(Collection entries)

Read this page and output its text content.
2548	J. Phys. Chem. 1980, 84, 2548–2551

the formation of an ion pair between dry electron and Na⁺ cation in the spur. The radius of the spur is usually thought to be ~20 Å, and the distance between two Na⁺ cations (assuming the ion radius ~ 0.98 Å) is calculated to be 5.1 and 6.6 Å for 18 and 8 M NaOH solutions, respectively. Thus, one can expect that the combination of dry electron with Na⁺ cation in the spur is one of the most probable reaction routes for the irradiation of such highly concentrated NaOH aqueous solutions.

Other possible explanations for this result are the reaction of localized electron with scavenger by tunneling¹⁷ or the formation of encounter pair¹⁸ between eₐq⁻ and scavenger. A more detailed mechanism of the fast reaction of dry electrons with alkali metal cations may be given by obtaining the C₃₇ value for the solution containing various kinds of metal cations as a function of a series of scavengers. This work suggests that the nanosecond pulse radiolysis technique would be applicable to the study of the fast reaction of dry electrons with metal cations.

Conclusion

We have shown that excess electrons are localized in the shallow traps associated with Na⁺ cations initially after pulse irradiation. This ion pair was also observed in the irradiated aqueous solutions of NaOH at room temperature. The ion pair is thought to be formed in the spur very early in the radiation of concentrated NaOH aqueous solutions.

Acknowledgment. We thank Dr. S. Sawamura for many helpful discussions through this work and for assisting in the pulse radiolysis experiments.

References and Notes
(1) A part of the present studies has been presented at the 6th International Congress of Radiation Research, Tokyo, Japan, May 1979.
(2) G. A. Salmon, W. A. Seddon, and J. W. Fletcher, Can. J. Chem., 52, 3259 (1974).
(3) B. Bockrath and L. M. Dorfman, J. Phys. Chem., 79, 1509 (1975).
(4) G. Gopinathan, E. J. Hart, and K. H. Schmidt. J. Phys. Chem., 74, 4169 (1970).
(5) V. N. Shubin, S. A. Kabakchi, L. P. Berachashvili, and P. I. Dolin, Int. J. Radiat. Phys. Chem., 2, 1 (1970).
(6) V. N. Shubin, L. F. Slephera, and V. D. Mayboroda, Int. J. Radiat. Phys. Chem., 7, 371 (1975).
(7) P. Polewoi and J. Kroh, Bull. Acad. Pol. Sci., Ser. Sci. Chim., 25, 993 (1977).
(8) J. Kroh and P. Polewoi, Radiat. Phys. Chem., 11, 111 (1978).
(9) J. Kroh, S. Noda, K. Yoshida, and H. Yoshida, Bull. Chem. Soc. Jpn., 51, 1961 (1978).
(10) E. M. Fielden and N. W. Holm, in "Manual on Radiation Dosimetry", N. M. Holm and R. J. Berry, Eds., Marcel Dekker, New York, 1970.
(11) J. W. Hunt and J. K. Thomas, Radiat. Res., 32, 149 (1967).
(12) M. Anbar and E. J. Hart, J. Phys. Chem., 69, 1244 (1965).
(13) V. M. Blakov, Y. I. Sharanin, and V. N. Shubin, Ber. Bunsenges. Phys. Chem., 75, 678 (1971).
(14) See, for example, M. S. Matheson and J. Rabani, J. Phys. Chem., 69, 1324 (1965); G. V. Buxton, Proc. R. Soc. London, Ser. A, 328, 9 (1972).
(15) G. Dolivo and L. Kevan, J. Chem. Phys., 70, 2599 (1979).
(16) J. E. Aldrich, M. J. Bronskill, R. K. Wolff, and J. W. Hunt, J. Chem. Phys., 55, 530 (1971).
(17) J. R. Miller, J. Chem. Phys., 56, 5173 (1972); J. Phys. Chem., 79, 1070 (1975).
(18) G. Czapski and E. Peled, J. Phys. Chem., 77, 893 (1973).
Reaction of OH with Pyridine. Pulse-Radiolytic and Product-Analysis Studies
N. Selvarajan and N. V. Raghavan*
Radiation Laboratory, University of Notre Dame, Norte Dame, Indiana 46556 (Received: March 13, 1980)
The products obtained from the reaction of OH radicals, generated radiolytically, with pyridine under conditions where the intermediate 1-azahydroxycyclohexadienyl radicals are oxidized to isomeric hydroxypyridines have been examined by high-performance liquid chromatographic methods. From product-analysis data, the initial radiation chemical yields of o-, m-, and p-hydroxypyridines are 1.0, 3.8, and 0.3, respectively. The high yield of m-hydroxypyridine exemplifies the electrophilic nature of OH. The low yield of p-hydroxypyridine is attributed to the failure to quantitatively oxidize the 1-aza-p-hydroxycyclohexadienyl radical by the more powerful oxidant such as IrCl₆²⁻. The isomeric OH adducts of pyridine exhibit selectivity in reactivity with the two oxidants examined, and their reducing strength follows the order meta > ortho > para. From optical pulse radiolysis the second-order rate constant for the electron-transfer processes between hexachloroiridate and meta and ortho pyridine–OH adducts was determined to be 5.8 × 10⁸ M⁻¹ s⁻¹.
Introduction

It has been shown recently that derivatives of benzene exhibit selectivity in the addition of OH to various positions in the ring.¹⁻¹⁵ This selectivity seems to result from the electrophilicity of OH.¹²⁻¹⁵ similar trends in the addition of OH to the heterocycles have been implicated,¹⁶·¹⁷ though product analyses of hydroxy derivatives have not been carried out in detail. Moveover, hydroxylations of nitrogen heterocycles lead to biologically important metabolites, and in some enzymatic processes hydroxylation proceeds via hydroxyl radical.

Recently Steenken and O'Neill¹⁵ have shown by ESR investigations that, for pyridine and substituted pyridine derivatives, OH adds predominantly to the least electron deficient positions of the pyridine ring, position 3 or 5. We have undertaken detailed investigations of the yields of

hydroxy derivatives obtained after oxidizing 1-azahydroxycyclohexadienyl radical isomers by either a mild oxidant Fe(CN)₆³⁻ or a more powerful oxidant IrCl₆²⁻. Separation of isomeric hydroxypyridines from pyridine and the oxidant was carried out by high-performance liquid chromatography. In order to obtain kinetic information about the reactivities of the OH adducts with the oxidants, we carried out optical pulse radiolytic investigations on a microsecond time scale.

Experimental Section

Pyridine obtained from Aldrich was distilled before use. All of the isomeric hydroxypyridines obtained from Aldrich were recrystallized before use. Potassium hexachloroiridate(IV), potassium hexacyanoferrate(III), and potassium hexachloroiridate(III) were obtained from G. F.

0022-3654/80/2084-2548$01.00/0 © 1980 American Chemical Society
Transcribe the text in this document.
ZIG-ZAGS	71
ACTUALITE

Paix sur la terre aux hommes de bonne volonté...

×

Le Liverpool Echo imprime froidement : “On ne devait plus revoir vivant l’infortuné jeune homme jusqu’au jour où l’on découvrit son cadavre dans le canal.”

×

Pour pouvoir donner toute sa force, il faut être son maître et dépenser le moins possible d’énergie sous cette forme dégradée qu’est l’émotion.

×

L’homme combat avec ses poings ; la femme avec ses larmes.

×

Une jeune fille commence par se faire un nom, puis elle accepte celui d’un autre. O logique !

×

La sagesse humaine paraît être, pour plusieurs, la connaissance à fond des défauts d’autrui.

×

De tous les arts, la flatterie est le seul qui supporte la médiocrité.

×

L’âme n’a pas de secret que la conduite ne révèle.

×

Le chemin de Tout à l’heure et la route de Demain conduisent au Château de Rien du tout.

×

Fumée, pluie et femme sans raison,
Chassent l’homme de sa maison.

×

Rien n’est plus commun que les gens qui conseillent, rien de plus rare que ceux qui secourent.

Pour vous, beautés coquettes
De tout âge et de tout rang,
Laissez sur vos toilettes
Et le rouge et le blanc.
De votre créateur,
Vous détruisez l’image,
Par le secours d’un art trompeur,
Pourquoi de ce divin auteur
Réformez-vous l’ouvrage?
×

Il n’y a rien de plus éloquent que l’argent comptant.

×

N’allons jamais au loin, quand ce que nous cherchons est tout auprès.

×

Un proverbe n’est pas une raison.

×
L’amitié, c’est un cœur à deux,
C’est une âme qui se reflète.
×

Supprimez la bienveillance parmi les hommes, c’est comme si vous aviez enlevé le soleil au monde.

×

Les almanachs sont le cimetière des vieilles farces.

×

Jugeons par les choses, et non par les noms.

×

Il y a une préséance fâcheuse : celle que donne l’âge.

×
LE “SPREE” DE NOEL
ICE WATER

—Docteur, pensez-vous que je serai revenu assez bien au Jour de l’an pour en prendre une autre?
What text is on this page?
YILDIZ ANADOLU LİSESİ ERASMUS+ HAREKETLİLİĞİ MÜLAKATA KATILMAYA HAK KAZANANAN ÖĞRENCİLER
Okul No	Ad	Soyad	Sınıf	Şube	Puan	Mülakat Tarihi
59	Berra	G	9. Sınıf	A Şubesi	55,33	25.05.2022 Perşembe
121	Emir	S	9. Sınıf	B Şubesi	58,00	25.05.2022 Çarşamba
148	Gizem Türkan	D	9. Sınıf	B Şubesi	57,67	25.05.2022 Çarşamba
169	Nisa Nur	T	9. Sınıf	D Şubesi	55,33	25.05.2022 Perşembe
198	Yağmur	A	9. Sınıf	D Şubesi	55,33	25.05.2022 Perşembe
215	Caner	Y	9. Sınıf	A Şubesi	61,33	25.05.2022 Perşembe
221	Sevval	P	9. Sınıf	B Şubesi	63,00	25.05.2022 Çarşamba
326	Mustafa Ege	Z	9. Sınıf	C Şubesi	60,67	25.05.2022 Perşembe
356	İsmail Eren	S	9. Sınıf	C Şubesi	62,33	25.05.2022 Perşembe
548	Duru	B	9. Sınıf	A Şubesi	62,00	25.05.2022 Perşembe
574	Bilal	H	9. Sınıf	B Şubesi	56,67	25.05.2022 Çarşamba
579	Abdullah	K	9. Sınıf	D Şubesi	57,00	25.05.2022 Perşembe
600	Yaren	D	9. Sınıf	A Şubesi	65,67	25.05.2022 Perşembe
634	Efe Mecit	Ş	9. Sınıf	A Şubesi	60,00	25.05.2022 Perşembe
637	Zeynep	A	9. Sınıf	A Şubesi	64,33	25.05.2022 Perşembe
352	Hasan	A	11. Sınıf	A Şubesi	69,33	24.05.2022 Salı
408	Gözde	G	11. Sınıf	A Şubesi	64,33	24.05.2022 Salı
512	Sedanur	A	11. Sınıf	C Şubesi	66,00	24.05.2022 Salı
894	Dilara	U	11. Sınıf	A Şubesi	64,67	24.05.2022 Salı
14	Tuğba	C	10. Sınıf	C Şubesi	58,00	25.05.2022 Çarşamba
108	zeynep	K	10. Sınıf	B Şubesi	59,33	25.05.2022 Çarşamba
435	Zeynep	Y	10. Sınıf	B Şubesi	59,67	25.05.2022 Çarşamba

_What to work on_
Using the records above, copy every line that has the word "adducts" in it.

_Response to the task_
The products obtained from the reaction of OH radicals, generated radiolytically, with pyridine under conditions where the intermediate 1-azahydroxycyclohexadienyl radicals are oxidized to isomeric hydroxypyridines have been examined by high-performance liquid chromatographic methods. From product-analysis data, the initial radiation chemical yields of o-, m-, and p-hydroxypyridines are 1.0, 3.8, and 0.3, respectively. The high yield of m-hydroxypyridine exemplifies the electrophilic nature of OH. The low yield of p-hydroxypyridine is attributed to the failure to quantitatively oxidize the 1-aza-p-hydroxycyclohexadienyl radical by the more powerful oxidant such as IrCl₆²⁻. The isomeric OH adducts of pyridine exhibit selectivity in reactivity with the two oxidants examined, and their reducing strength follows the order meta > ortho > para. From optical pulse radiolysis the second-order rate constant for the electron-transfer processes between hexachloroiridate and meta and ortho pyridine–OH adducts was determined to be 5.8 × 10⁸ M⁻¹ s⁻¹.
hydroxy derivatives obtained after oxidizing 1-azahydroxycyclohexadienyl radical isomers by either a mild oxidant Fe(CN)₆³⁻ or a more powerful oxidant IrCl₆²⁻. Separation of isomeric hydroxypyridines from pyridine and the oxidant was carried out by high-performance liquid chromatography. In order to obtain kinetic information about the reactivities of the OH adducts with the oxidants, we carried out optical pulse radiolytic investigations on a microsecond time scale.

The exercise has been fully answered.